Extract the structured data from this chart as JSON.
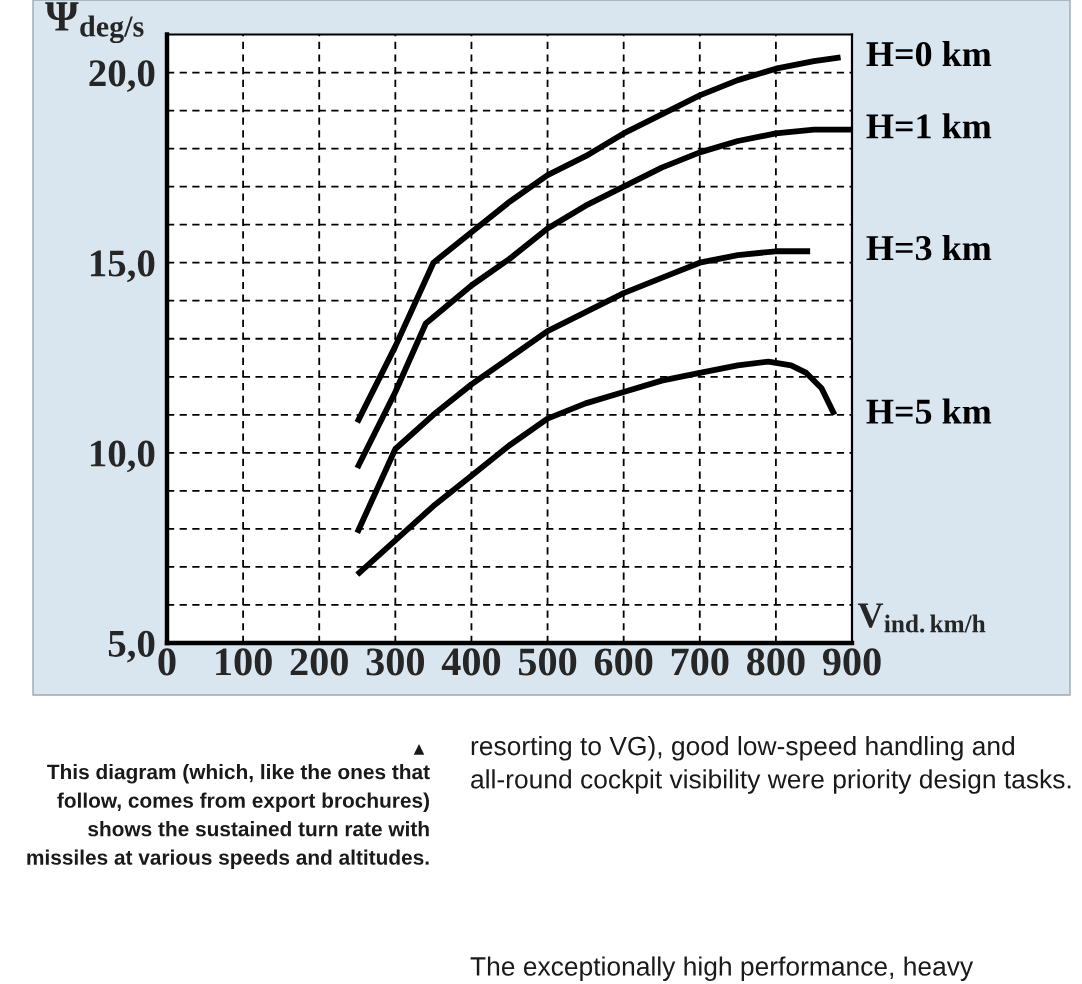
{
  "chart_data": {
    "type": "line",
    "xlabel": "V$_{ind.km/h}$",
    "ylabel": "Ψ$_{deg/s}$",
    "xlim": [
      0,
      900
    ],
    "ylim": [
      5,
      21
    ],
    "xticks": [
      0,
      100,
      200,
      300,
      400,
      500,
      600,
      700,
      800,
      900
    ],
    "yticks": [
      {
        "value": 5,
        "label": "5,0"
      },
      {
        "value": 6,
        "label": null
      },
      {
        "value": 7,
        "label": null
      },
      {
        "value": 8,
        "label": null
      },
      {
        "value": 9,
        "label": null
      },
      {
        "value": 10,
        "label": "10,0"
      },
      {
        "value": 11,
        "label": null
      },
      {
        "value": 12,
        "label": null
      },
      {
        "value": 13,
        "label": null
      },
      {
        "value": 14,
        "label": null
      },
      {
        "value": 15,
        "label": "15,0"
      },
      {
        "value": 16,
        "label": null
      },
      {
        "value": 17,
        "label": null
      },
      {
        "value": 18,
        "label": null
      },
      {
        "value": 19,
        "label": null
      },
      {
        "value": 20,
        "label": "20,0"
      }
    ],
    "grid": true,
    "line_style": "solid",
    "series": [
      {
        "name": "H=0 km",
        "color": "#000000",
        "x": [
          250,
          300,
          350,
          400,
          450,
          500,
          550,
          600,
          650,
          700,
          750,
          800,
          850,
          885
        ],
        "values": [
          10.8,
          12.8,
          15.0,
          15.8,
          16.6,
          17.3,
          17.8,
          18.4,
          18.9,
          19.4,
          19.8,
          20.1,
          20.3,
          20.4
        ]
      },
      {
        "name": "H=1 km",
        "color": "#000000",
        "x": [
          250,
          300,
          340,
          400,
          450,
          500,
          550,
          600,
          650,
          700,
          750,
          800,
          850,
          900
        ],
        "values": [
          9.6,
          11.6,
          13.4,
          14.4,
          15.1,
          15.9,
          16.5,
          17.0,
          17.5,
          17.9,
          18.2,
          18.4,
          18.5,
          18.5
        ]
      },
      {
        "name": "H=3 km",
        "color": "#000000",
        "x": [
          250,
          300,
          350,
          400,
          450,
          500,
          550,
          600,
          650,
          700,
          750,
          800,
          845
        ],
        "values": [
          7.9,
          10.1,
          11.0,
          11.8,
          12.5,
          13.2,
          13.7,
          14.2,
          14.6,
          15.0,
          15.2,
          15.3,
          15.3
        ]
      },
      {
        "name": "H=5 km",
        "color": "#000000",
        "x": [
          250,
          300,
          350,
          400,
          450,
          500,
          550,
          600,
          650,
          700,
          750,
          790,
          820,
          840,
          860,
          877
        ],
        "values": [
          6.8,
          7.7,
          8.6,
          9.4,
          10.2,
          10.9,
          11.3,
          11.6,
          11.9,
          12.1,
          12.3,
          12.4,
          12.3,
          12.1,
          11.7,
          11.0
        ]
      }
    ],
    "annotations": [
      "▲",
      "This diagram (which, like the ones that follow, comes from export brochures) shows the sustained turn rate with missiles at various speeds and altitudes.",
      "resorting to VG), good low-speed handling and all-round cockpit visibility were priority design tasks.",
      "The exceptionally high performance, heavy"
    ]
  }
}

------------------------------------------------------------------------

### Stated task
Print all of the entries word for word. Skip any images they contain.

### Response to this task
Extract the structured data from this chart as JSON.
{
  "chart_data": {
    "type": "line",
    "xlabel": "V$_{ind.km/h}$",
    "ylabel": "Ψ$_{deg/s}$",
    "xlim": [
      0,
      900
    ],
    "ylim": [
      5,
      21
    ],
    "xticks": [
      0,
      100,
      200,
      300,
      400,
      500,
      600,
      700,
      800,
      900
    ],
    "yticks": [
      {
        "value": 5,
        "label": "5,0"
      },
      {
        "value": 6,
        "label": null
      },
      {
        "value": 7,
        "label": null
      },
      {
        "value": 8,
        "label": null
      },
      {
        "value": 9,
        "label": null
      },
      {
        "value": 10,
        "label": "10,0"
      },
      {
        "value": 11,
        "label": null
      },
      {
        "value": 12,
        "label": null
      },
      {
        "value": 13,
        "label": null
      },
      {
        "value": 14,
        "label": null
      },
      {
        "value": 15,
        "label": "15,0"
      },
      {
        "value": 16,
        "label": null
      },
      {
        "value": 17,
        "label": null
      },
      {
        "value": 18,
        "label": null
      },
      {
        "value": 19,
        "label": null
      },
      {
        "value": 20,
        "label": "20,0"
      }
    ],
    "grid": true,
    "line_style": "solid",
    "series": [
      {
        "name": "H=0 km",
        "color": "#000000",
        "x": [
          250,
          300,
          350,
          400,
          450,
          500,
          550,
          600,
          650,
          700,
          750,
          800,
          850,
          885
        ],
        "values": [
          10.8,
          12.8,
          15.0,
          15.8,
          16.6,
          17.3,
          17.8,
          18.4,
          18.9,
          19.4,
          19.8,
          20.1,
          20.3,
          20.4
        ]
      },
      {
        "name": "H=1 km",
        "color": "#000000",
        "x": [
          250,
          300,
          340,
          400,
          450,
          500,
          550,
          600,
          650,
          700,
          750,
          800,
          850,
          900
        ],
        "values": [
          9.6,
          11.6,
          13.4,
          14.4,
          15.1,
          15.9,
          16.5,
          17.0,
          17.5,
          17.9,
          18.2,
          18.4,
          18.5,
          18.5
        ]
      },
      {
        "name": "H=3 km",
        "color": "#000000",
        "x": [
          250,
          300,
          350,
          400,
          450,
          500,
          550,
          600,
          650,
          700,
          750,
          800,
          845
        ],
        "values": [
          7.9,
          10.1,
          11.0,
          11.8,
          12.5,
          13.2,
          13.7,
          14.2,
          14.6,
          15.0,
          15.2,
          15.3,
          15.3
        ]
      },
      {
        "name": "H=5 km",
        "color": "#000000",
        "x": [
          250,
          300,
          350,
          400,
          450,
          500,
          550,
          600,
          650,
          700,
          750,
          790,
          820,
          840,
          860,
          877
        ],
        "values": [
          6.8,
          7.7,
          8.6,
          9.4,
          10.2,
          10.9,
          11.3,
          11.6,
          11.9,
          12.1,
          12.3,
          12.4,
          12.3,
          12.1,
          11.7,
          11.0
        ]
      }
    ],
    "annotations": [
      "▲",
      "This diagram (which, like the ones that follow, comes from export brochures) shows the sustained turn rate with missiles at various speeds and altitudes.",
      "resorting to VG), good low-speed handling and all-round cockpit visibility were priority design tasks.",
      "The exceptionally high performance, heavy"
    ]
  }
}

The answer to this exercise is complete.